=== Source material ===

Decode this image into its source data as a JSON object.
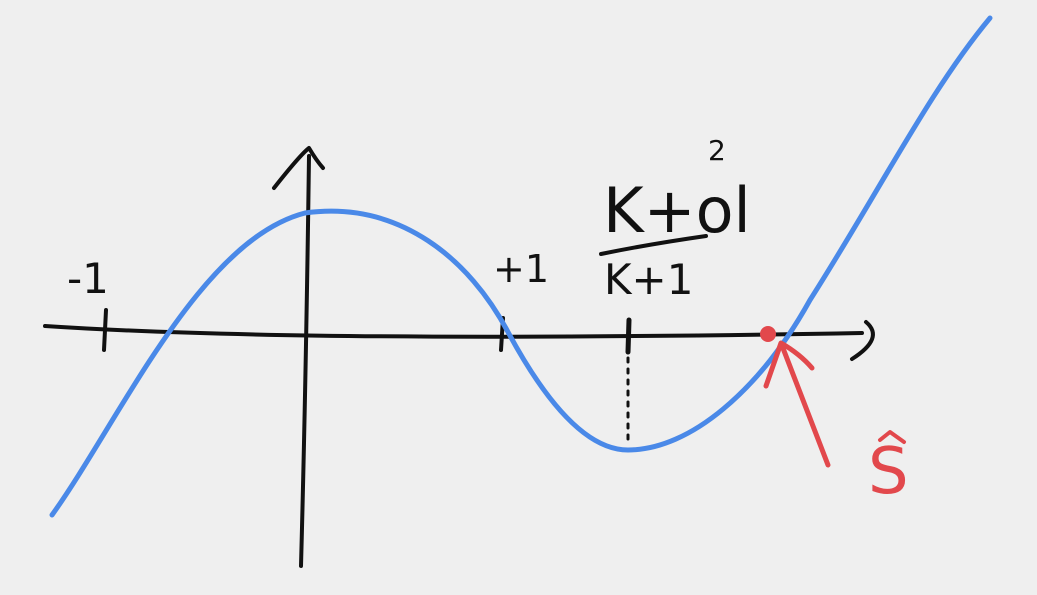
{
  "colors": {
    "paper": "#efefef",
    "ink": "#111111",
    "curve": "#4a89e8",
    "highlight": "#e2484c"
  },
  "labels": {
    "minus_one": "-1",
    "plus_one": "+1",
    "numerator": "K+ol",
    "exponent": "2",
    "denominator": "K+1",
    "s_label": "S"
  }
}
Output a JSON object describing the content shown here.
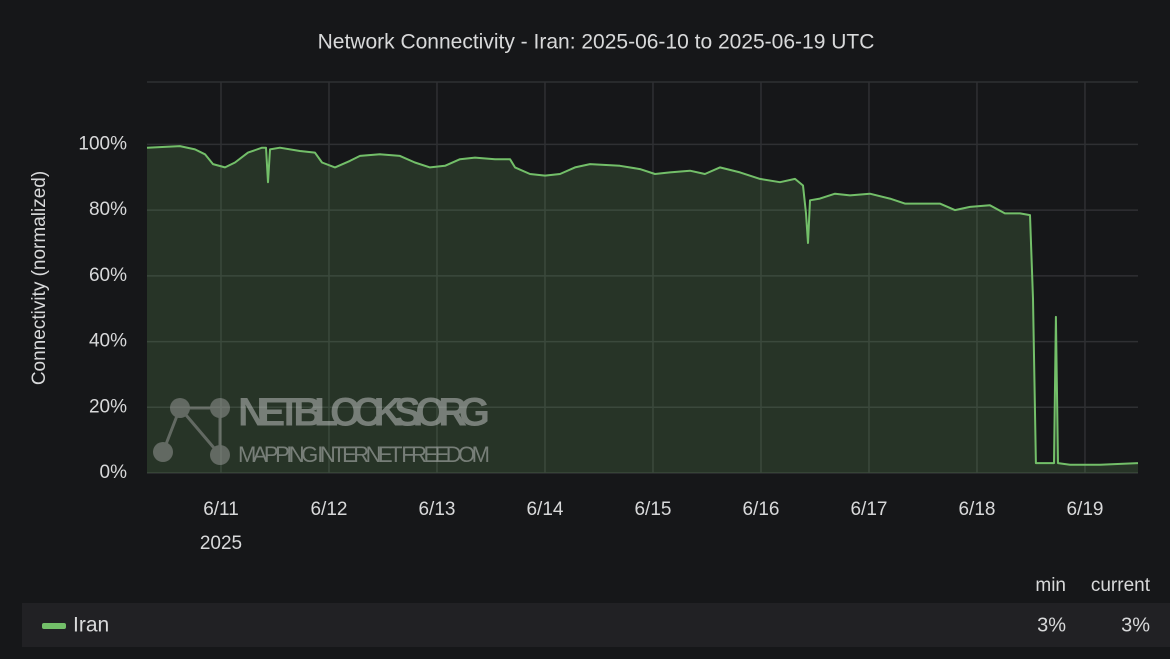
{
  "chart_data": {
    "type": "area",
    "title": "Network Connectivity - Iran: 2025-06-10 to 2025-06-19 UTC",
    "y_label": "Connectivity (normalized)",
    "x_sublabel": "2025",
    "watermark": {
      "text": "NETBLOCKS.ORG",
      "subtext": "MAPPING INTERNET FREEDOM"
    },
    "grid": true,
    "xlim": [
      10.315,
      19.491
    ],
    "xticks": [
      {
        "value": 11,
        "label": "6/11"
      },
      {
        "value": 12,
        "label": "6/12"
      },
      {
        "value": 13,
        "label": "6/13"
      },
      {
        "value": 14,
        "label": "6/14"
      },
      {
        "value": 15,
        "label": "6/15"
      },
      {
        "value": 16,
        "label": "6/16"
      },
      {
        "value": 17,
        "label": "6/17"
      },
      {
        "value": 18,
        "label": "6/18"
      },
      {
        "value": 19,
        "label": "6/19"
      }
    ],
    "ylim": [
      0,
      119
    ],
    "yticks": [
      {
        "value": 0,
        "label": "0%"
      },
      {
        "value": 20,
        "label": "20%"
      },
      {
        "value": 40,
        "label": "40%"
      },
      {
        "value": 60,
        "label": "60%"
      },
      {
        "value": 80,
        "label": "80%"
      },
      {
        "value": 100,
        "label": "100%"
      }
    ],
    "x": [
      10.315,
      10.62,
      10.759,
      10.852,
      10.926,
      11.037,
      11.13,
      11.25,
      11.38,
      11.417,
      11.435,
      11.454,
      11.546,
      11.731,
      11.87,
      11.935,
      12.056,
      12.194,
      12.287,
      12.472,
      12.657,
      12.796,
      12.935,
      13.074,
      13.213,
      13.352,
      13.537,
      13.676,
      13.722,
      13.861,
      14.0,
      14.139,
      14.278,
      14.417,
      14.694,
      14.88,
      15.019,
      15.157,
      15.343,
      15.481,
      15.62,
      15.806,
      15.991,
      16.176,
      16.315,
      16.389,
      16.417,
      16.435,
      16.454,
      16.546,
      16.685,
      16.824,
      17.009,
      17.194,
      17.333,
      17.472,
      17.657,
      17.796,
      17.935,
      18.12,
      18.259,
      18.398,
      18.491,
      18.519,
      18.546,
      18.676,
      18.713,
      18.731,
      18.75,
      18.861,
      19.139,
      19.491
    ],
    "series": [
      {
        "name": "Iran",
        "color": "#73bf69",
        "values": [
          99,
          99.5,
          98.5,
          97,
          94,
          93,
          94.5,
          97.5,
          99,
          99,
          88.5,
          98.5,
          99,
          98,
          97.5,
          94.5,
          93,
          95,
          96.5,
          97,
          96.5,
          94.5,
          93,
          93.5,
          95.5,
          96,
          95.5,
          95.5,
          93,
          91,
          90.5,
          91,
          93,
          94,
          93.5,
          92.5,
          91,
          91.5,
          92,
          91,
          93,
          91.5,
          89.5,
          88.5,
          89.5,
          87.5,
          79,
          70,
          83,
          83.5,
          85,
          84.5,
          85,
          83.5,
          82,
          82,
          82,
          80,
          81,
          81.5,
          79,
          79,
          78.5,
          53,
          3,
          3,
          3,
          47.5,
          3,
          2.5,
          2.5,
          3
        ],
        "stats": [
          {
            "name": "min",
            "value": 3,
            "label": "3%"
          },
          {
            "name": "current",
            "value": 3,
            "label": "3%"
          }
        ]
      }
    ]
  }
}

===

_Task details_
Copy all of the entries verbatim, leaving out any pictures they contain.

_Full solution_
Decode this image into its source data as a JSON object.
{
  "colors": {
    "paper": "#efefef",
    "ink": "#111111",
    "curve": "#4a89e8",
    "highlight": "#e2484c"
  },
  "labels": {
    "minus_one": "-1",
    "plus_one": "+1",
    "numerator": "K+ol",
    "exponent": "2",
    "denominator": "K+1",
    "s_label": "S"
  }
}
Output a JSON object describing the content shown here.
{
  "chart_data": {
    "type": "area",
    "title": "Network Connectivity - Iran: 2025-06-10 to 2025-06-19 UTC",
    "y_label": "Connectivity (normalized)",
    "x_sublabel": "2025",
    "watermark": {
      "text": "NETBLOCKS.ORG",
      "subtext": "MAPPING INTERNET FREEDOM"
    },
    "grid": true,
    "xlim": [
      10.315,
      19.491
    ],
    "xticks": [
      {
        "value": 11,
        "label": "6/11"
      },
      {
        "value": 12,
        "label": "6/12"
      },
      {
        "value": 13,
        "label": "6/13"
      },
      {
        "value": 14,
        "label": "6/14"
      },
      {
        "value": 15,
        "label": "6/15"
      },
      {
        "value": 16,
        "label": "6/16"
      },
      {
        "value": 17,
        "label": "6/17"
      },
      {
        "value": 18,
        "label": "6/18"
      },
      {
        "value": 19,
        "label": "6/19"
      }
    ],
    "ylim": [
      0,
      119
    ],
    "yticks": [
      {
        "value": 0,
        "label": "0%"
      },
      {
        "value": 20,
        "label": "20%"
      },
      {
        "value": 40,
        "label": "40%"
      },
      {
        "value": 60,
        "label": "60%"
      },
      {
        "value": 80,
        "label": "80%"
      },
      {
        "value": 100,
        "label": "100%"
      }
    ],
    "x": [
      10.315,
      10.62,
      10.759,
      10.852,
      10.926,
      11.037,
      11.13,
      11.25,
      11.38,
      11.417,
      11.435,
      11.454,
      11.546,
      11.731,
      11.87,
      11.935,
      12.056,
      12.194,
      12.287,
      12.472,
      12.657,
      12.796,
      12.935,
      13.074,
      13.213,
      13.352,
      13.537,
      13.676,
      13.722,
      13.861,
      14.0,
      14.139,
      14.278,
      14.417,
      14.694,
      14.88,
      15.019,
      15.157,
      15.343,
      15.481,
      15.62,
      15.806,
      15.991,
      16.176,
      16.315,
      16.389,
      16.417,
      16.435,
      16.454,
      16.546,
      16.685,
      16.824,
      17.009,
      17.194,
      17.333,
      17.472,
      17.657,
      17.796,
      17.935,
      18.12,
      18.259,
      18.398,
      18.491,
      18.519,
      18.546,
      18.676,
      18.713,
      18.731,
      18.75,
      18.861,
      19.139,
      19.491
    ],
    "series": [
      {
        "name": "Iran",
        "color": "#73bf69",
        "values": [
          99,
          99.5,
          98.5,
          97,
          94,
          93,
          94.5,
          97.5,
          99,
          99,
          88.5,
          98.5,
          99,
          98,
          97.5,
          94.5,
          93,
          95,
          96.5,
          97,
          96.5,
          94.5,
          93,
          93.5,
          95.5,
          96,
          95.5,
          95.5,
          93,
          91,
          90.5,
          91,
          93,
          94,
          93.5,
          92.5,
          91,
          91.5,
          92,
          91,
          93,
          91.5,
          89.5,
          88.5,
          89.5,
          87.5,
          79,
          70,
          83,
          83.5,
          85,
          84.5,
          85,
          83.5,
          82,
          82,
          82,
          80,
          81,
          81.5,
          79,
          79,
          78.5,
          53,
          3,
          3,
          3,
          47.5,
          3,
          2.5,
          2.5,
          3
        ],
        "stats": [
          {
            "name": "min",
            "value": 3,
            "label": "3%"
          },
          {
            "name": "current",
            "value": 3,
            "label": "3%"
          }
        ]
      }
    ]
  }
}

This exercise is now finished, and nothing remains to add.